## Given task
Count lines holding the string "Share" in the data that follows. Reply with one number only.

## Extracted records
# # # # #

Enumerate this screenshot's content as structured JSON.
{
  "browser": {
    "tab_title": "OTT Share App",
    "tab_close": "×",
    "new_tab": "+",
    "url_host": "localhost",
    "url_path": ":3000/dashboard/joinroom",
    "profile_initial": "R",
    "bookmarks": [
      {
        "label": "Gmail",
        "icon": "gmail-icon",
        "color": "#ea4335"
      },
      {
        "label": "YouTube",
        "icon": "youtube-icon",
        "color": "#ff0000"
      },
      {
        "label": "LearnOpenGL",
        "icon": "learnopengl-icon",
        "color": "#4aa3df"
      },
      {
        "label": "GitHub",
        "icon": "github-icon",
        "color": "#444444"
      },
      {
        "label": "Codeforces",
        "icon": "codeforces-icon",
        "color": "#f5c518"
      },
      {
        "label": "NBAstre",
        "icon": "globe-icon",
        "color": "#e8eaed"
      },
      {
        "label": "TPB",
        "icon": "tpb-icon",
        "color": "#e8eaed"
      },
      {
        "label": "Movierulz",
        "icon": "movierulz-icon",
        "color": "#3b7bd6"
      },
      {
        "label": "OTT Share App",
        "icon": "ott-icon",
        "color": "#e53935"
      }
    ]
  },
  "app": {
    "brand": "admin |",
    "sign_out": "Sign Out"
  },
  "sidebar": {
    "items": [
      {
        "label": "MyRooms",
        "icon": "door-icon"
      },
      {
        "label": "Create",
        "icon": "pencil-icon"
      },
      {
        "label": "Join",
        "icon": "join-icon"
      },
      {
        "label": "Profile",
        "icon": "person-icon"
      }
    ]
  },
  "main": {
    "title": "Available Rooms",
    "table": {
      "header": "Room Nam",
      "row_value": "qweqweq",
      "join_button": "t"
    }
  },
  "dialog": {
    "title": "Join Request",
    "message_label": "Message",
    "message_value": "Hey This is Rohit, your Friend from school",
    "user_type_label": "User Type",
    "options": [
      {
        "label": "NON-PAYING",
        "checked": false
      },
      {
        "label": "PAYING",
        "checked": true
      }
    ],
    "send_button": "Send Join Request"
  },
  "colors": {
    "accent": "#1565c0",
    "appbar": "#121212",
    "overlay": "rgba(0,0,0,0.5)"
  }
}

# # # # #

## Written solution
2